*WHAT YOU NEED TO DO*:
Images are not part of the copy; transcribe all the data exactly.

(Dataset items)
start

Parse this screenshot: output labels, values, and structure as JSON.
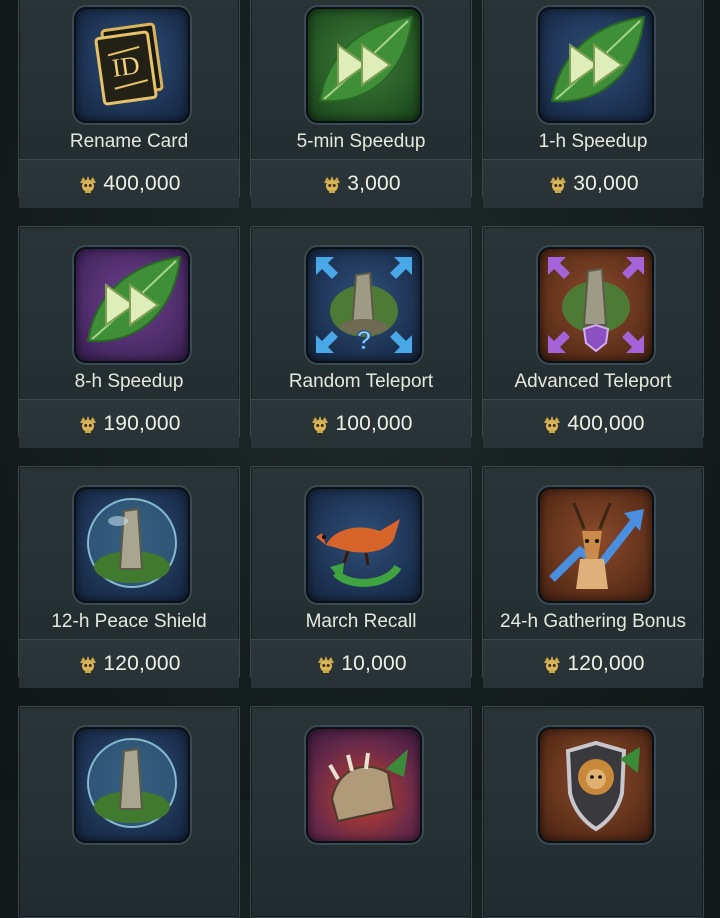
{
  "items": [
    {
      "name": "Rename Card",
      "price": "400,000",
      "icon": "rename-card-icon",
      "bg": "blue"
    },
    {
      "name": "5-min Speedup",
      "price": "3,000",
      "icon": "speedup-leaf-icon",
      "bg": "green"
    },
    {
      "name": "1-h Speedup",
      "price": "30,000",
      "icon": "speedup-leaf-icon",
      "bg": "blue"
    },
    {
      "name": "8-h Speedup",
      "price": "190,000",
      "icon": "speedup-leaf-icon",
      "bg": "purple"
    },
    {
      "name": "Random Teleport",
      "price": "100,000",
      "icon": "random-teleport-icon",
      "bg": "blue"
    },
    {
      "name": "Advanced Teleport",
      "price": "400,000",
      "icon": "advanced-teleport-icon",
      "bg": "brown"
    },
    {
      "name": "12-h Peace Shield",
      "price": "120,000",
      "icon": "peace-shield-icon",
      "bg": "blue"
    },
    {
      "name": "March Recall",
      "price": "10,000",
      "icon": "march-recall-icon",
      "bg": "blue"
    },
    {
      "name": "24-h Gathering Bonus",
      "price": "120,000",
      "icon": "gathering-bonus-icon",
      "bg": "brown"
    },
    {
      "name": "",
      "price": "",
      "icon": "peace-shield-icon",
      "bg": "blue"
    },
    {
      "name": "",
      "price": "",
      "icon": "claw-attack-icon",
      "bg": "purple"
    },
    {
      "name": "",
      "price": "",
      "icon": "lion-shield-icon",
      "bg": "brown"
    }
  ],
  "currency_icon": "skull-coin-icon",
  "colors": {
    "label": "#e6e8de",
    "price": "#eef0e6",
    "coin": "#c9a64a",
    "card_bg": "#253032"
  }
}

end

*WRITTEN RESPONSE*:
Parse this screenshot: output labels, values, and structure as JSON.
{
  "items": [
    {
      "name": "Rename Card",
      "price": "400,000",
      "icon": "rename-card-icon",
      "bg": "blue"
    },
    {
      "name": "5-min Speedup",
      "price": "3,000",
      "icon": "speedup-leaf-icon",
      "bg": "green"
    },
    {
      "name": "1-h Speedup",
      "price": "30,000",
      "icon": "speedup-leaf-icon",
      "bg": "blue"
    },
    {
      "name": "8-h Speedup",
      "price": "190,000",
      "icon": "speedup-leaf-icon",
      "bg": "purple"
    },
    {
      "name": "Random Teleport",
      "price": "100,000",
      "icon": "random-teleport-icon",
      "bg": "blue"
    },
    {
      "name": "Advanced Teleport",
      "price": "400,000",
      "icon": "advanced-teleport-icon",
      "bg": "brown"
    },
    {
      "name": "12-h Peace Shield",
      "price": "120,000",
      "icon": "peace-shield-icon",
      "bg": "blue"
    },
    {
      "name": "March Recall",
      "price": "10,000",
      "icon": "march-recall-icon",
      "bg": "blue"
    },
    {
      "name": "24-h Gathering Bonus",
      "price": "120,000",
      "icon": "gathering-bonus-icon",
      "bg": "brown"
    },
    {
      "name": "",
      "price": "",
      "icon": "peace-shield-icon",
      "bg": "blue"
    },
    {
      "name": "",
      "price": "",
      "icon": "claw-attack-icon",
      "bg": "purple"
    },
    {
      "name": "",
      "price": "",
      "icon": "lion-shield-icon",
      "bg": "brown"
    }
  ],
  "currency_icon": "skull-coin-icon",
  "colors": {
    "label": "#e6e8de",
    "price": "#eef0e6",
    "coin": "#c9a64a",
    "card_bg": "#253032"
  }
}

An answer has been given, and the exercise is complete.